EXERCISE. Output all of the records exactly as written.

***** ITEMS *****

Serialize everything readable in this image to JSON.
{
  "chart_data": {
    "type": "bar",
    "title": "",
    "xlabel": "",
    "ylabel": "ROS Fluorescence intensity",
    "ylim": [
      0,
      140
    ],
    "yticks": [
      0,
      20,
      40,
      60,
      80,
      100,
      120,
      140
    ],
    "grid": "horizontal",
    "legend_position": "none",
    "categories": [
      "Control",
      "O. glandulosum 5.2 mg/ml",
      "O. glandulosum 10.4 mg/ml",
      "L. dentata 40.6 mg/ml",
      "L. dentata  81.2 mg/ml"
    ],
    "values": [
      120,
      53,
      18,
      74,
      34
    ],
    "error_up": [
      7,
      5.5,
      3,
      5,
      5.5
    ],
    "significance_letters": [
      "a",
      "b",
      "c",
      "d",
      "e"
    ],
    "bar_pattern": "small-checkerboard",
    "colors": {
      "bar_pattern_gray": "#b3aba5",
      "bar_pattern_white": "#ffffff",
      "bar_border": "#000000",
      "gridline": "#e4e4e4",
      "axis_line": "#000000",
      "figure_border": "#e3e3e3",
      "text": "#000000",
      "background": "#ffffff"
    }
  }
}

*****

RESULT BELOW.
Serialize everything readable in this image to JSON.
{
  "chart_data": {
    "type": "bar",
    "title": "",
    "xlabel": "",
    "ylabel": "ROS Fluorescence intensity",
    "ylim": [
      0,
      140
    ],
    "yticks": [
      0,
      20,
      40,
      60,
      80,
      100,
      120,
      140
    ],
    "grid": "horizontal",
    "legend_position": "none",
    "categories": [
      "Control",
      "O. glandulosum 5.2 mg/ml",
      "O. glandulosum 10.4 mg/ml",
      "L. dentata 40.6 mg/ml",
      "L. dentata  81.2 mg/ml"
    ],
    "values": [
      120,
      53,
      18,
      74,
      34
    ],
    "error_up": [
      7,
      5.5,
      3,
      5,
      5.5
    ],
    "significance_letters": [
      "a",
      "b",
      "c",
      "d",
      "e"
    ],
    "bar_pattern": "small-checkerboard",
    "colors": {
      "bar_pattern_gray": "#b3aba5",
      "bar_pattern_white": "#ffffff",
      "bar_border": "#000000",
      "gridline": "#e4e4e4",
      "axis_line": "#000000",
      "figure_border": "#e3e3e3",
      "text": "#000000",
      "background": "#ffffff"
    }
  }
}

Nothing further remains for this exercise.